Curitiba - Nem sempre quem fiscaliza está apto a ser fiscalizado. Até a tarde de ontem, no térreo do prédio do Ministério Público do Paraná (MP), em Curitiba, não havia cartazes sobre a proibição do cigarro em ambientes de uso coletivo, conforme exige a Lei Municipal 12.354/09, em vigor desde 19 de novembro. Os demais andares estão equipados com placas indicando a proibição.
Ontem, enquanto era anunciado o plano estratégico de gestão do MP, uma procuradora de Justiça fumava em frente à recepção, dentro do prédio. Se um fiscal da Vigilância Sanitária estivesse lá, o MP poderia ser multado em R$ 1 mil.
A subprocuradoria geral do MP informou que todos estão cientes de que é vetado o fumo dentro das dependências, e que irá confeccionar mais placas anunciando a proibição. Segundo a assessoria de imprensa, as placas poderão ser conferidas ''em breve''.
++++++
-- O QUE FAZER --
**A.** Indique se cada afirmação concorda com a notícia sobre o cigarro no Ministério Público, respondendo sim ou não e citando literalmente as palavras da notícia que decidem a questão: (i) até a tarde de ontem, todos os andares do prédio tinham placas sobre a proibição; (ii) a multa que o MP poderia receber era de R$ 1 mil; (iii) a procuradora de Justiça fumava do lado de fora do prédio.
**B.** Prossiga com a notícia sobre o cigarro no Ministério Público a partir da última frase apresentada.
Os registros não têm nenhum papel nesta etapa.

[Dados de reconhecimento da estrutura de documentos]
++++++
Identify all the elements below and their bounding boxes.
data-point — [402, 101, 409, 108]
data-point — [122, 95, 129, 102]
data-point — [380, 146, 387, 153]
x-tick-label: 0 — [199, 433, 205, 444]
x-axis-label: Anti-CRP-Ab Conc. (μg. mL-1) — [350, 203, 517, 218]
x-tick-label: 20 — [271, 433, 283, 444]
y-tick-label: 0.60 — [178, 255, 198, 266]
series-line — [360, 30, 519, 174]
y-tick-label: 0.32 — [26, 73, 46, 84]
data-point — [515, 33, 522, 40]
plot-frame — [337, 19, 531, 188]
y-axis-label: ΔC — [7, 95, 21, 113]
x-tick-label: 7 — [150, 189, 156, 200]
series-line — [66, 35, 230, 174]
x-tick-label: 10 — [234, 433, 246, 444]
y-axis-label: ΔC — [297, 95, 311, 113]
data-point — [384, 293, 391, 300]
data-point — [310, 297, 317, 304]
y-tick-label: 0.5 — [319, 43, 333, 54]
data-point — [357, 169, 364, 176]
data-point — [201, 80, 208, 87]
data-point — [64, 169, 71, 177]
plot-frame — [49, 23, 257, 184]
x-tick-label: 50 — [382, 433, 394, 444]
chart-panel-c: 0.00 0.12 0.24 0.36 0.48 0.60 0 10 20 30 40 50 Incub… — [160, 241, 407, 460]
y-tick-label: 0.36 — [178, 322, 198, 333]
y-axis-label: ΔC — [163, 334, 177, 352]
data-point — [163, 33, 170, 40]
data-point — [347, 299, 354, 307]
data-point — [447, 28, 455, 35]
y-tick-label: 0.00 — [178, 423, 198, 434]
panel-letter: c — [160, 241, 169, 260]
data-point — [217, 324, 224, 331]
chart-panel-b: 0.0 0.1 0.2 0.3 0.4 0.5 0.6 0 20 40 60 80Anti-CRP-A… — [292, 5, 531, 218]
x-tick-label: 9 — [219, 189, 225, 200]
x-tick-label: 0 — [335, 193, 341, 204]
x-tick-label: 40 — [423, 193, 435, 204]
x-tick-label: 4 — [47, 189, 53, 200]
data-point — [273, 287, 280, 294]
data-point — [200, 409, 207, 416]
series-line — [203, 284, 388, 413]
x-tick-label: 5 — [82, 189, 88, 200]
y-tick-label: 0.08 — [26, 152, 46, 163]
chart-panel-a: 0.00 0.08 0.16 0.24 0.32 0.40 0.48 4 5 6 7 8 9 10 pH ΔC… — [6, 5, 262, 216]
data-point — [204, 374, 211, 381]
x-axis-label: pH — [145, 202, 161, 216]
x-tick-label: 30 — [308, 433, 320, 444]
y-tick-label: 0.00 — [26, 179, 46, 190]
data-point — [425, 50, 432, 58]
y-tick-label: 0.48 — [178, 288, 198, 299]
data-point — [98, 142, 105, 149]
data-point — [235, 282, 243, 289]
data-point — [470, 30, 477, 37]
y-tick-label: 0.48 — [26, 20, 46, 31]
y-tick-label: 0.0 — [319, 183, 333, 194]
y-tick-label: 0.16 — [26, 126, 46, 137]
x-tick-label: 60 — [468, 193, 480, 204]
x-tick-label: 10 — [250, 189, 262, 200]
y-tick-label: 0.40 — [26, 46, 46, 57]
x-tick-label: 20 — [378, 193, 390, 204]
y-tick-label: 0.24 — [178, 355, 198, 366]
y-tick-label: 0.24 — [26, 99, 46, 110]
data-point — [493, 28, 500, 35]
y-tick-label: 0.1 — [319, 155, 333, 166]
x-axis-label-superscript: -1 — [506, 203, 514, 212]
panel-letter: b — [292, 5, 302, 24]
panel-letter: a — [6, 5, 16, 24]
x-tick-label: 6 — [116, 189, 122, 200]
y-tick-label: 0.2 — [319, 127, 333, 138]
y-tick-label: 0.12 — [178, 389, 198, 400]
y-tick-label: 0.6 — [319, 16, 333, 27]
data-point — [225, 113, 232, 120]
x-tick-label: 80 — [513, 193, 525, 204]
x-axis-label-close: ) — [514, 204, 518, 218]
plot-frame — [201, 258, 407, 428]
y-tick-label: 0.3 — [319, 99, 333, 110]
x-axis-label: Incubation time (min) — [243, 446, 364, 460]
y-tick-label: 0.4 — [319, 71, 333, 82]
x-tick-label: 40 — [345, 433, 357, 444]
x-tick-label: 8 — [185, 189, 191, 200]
++++++
-- RESPOSTAS POR TAREFA --
**A.**
(i) Não: "no térreo do prédio do Ministério Público do Paraná (MP), em Curitiba, não havia cartazes sobre a proibição do cigarro em ambientes de uso coletivo".
(ii) Sim: "o MP poderia ser multado em R$ 1 mil."
(iii) Não: "fumava em frente à recepção, dentro do prédio."

**B.**
De acordo com a Secretaria de Saúde, antes da lei entrar em vigor, prédios públicos de Curitiba receberam cartazes e adesivos. Segundo o diretor do centro de saúde ambiental da secretaria de saúde de Curitiba, Sezifredo Paz, é utilizado o bom senso na hora de multar.
Até sexta-feira, 19 multas foram aplicadas e cerca de 600 estabelecimentos foram vistoriados. Além de inspecionar, os técnicos também esclareceram o público.